**Information supplied:**
+---+

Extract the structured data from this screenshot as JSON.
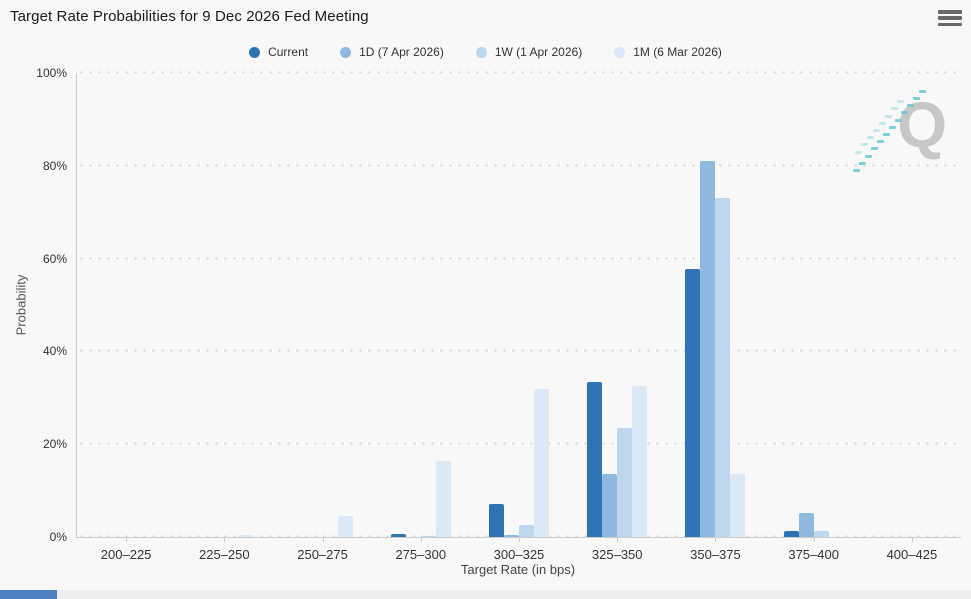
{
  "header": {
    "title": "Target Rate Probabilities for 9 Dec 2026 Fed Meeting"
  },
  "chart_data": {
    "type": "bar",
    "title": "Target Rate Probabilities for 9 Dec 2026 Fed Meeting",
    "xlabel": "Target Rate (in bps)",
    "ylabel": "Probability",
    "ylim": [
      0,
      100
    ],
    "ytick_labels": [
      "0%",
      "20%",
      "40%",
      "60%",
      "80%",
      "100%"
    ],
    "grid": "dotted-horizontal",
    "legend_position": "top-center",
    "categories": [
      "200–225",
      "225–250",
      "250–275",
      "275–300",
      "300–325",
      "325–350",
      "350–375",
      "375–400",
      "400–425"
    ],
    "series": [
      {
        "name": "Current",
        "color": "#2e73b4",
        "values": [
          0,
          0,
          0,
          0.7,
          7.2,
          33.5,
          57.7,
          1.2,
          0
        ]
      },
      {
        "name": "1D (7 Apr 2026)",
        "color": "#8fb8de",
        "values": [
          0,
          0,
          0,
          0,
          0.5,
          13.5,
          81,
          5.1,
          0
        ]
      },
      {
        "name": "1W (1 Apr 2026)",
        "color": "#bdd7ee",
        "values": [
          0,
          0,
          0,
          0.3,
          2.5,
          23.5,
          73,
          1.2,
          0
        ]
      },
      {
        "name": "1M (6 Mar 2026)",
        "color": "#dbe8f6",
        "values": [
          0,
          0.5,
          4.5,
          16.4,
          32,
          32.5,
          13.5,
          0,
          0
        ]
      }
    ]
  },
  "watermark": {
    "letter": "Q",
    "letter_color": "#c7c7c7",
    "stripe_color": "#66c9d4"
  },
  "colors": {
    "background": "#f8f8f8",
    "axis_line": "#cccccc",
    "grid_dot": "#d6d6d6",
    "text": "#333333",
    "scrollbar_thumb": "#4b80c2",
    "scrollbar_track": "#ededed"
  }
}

+---+

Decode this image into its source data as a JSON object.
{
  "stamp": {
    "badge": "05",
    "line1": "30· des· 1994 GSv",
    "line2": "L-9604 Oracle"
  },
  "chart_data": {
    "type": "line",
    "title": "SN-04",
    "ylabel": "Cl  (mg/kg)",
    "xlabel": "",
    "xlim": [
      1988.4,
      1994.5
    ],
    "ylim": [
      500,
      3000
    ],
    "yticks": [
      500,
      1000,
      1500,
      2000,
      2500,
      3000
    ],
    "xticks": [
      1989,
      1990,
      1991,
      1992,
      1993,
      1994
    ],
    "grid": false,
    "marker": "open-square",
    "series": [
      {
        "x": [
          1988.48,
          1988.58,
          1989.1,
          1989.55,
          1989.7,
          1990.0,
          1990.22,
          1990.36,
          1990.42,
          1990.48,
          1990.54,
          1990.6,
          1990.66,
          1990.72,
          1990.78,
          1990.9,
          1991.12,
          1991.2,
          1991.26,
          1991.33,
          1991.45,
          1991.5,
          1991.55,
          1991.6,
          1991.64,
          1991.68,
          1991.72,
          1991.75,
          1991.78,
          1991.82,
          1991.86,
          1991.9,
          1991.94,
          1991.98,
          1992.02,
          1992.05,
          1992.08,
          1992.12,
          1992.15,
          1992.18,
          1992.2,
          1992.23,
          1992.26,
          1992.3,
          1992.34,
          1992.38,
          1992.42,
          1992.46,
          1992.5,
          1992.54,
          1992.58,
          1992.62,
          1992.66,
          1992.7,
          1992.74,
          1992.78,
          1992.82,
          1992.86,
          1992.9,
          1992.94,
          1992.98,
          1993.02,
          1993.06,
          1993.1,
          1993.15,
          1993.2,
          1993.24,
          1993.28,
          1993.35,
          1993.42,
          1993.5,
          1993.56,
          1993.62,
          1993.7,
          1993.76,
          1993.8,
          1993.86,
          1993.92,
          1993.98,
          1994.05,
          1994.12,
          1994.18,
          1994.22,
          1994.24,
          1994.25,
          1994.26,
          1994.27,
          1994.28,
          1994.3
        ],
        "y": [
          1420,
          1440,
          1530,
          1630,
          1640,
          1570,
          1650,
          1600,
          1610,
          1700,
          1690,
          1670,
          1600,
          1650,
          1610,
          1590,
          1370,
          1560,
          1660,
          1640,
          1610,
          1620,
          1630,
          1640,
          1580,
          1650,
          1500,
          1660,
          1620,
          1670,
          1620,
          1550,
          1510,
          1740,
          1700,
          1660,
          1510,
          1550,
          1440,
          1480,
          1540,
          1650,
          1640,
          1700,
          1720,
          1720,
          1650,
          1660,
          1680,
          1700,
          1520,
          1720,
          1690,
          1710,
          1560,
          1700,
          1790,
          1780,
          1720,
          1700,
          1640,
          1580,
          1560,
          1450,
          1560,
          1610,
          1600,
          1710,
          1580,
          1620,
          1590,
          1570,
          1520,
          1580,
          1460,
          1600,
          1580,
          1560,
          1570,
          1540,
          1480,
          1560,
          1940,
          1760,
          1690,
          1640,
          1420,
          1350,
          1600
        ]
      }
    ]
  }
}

+---+

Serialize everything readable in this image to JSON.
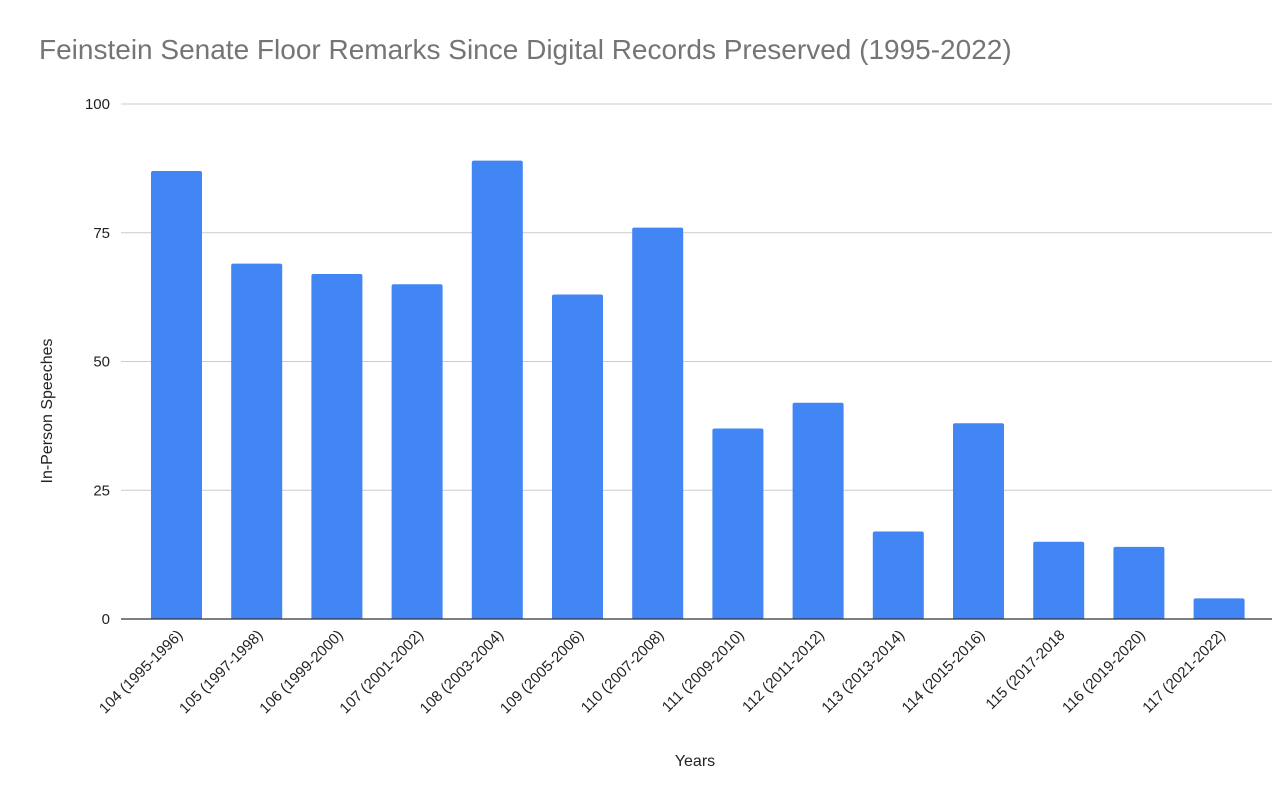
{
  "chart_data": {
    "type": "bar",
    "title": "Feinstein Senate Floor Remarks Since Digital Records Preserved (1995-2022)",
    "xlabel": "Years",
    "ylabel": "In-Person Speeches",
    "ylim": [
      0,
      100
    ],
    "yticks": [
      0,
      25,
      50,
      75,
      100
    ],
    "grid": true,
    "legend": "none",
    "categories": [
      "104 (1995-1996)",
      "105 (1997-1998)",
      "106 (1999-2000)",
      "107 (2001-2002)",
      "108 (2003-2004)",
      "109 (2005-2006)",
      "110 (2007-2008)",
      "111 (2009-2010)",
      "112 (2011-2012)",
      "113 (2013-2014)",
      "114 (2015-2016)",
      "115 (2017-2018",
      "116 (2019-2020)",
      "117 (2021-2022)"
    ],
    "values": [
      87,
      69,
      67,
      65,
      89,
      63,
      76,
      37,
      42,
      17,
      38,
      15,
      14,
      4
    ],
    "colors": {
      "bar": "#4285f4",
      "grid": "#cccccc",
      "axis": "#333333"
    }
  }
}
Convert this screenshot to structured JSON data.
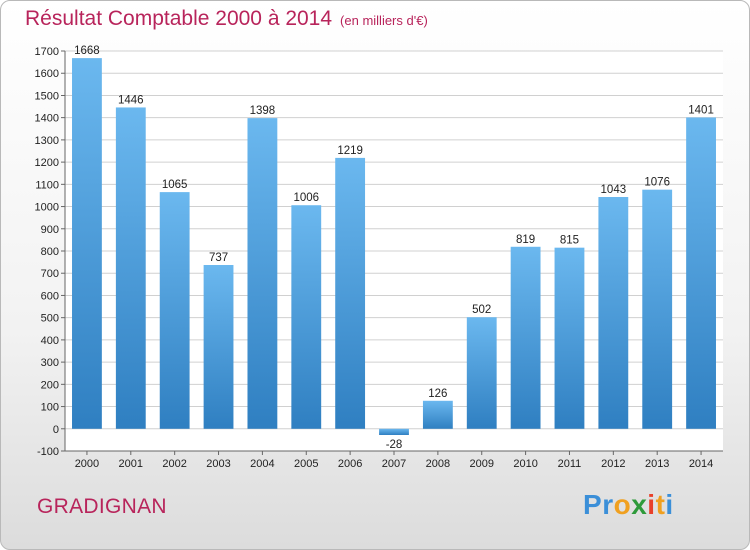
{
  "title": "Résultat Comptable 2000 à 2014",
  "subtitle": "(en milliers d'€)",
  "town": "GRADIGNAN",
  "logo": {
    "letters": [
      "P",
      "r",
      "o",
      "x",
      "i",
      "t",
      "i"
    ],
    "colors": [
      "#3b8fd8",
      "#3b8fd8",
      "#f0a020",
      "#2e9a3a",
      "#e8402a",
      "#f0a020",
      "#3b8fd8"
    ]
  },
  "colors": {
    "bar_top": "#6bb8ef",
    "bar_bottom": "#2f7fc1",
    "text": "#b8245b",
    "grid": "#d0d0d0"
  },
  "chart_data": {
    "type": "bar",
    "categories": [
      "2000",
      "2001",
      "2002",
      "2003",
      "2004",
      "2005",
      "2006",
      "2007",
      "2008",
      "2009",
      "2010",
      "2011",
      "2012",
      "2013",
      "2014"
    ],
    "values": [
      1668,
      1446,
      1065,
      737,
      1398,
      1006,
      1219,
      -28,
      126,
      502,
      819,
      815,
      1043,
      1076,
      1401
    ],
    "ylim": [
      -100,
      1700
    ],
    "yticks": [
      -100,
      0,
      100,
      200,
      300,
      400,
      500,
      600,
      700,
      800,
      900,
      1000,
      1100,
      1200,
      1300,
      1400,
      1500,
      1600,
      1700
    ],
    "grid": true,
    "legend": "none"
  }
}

+---+

**Exercise description:** Look through the records and gather every line containing "screenshot".

**Exercise answer:**
Extract the structured data from this screenshot as JSON.
Convert this screenshot to structured JSON data.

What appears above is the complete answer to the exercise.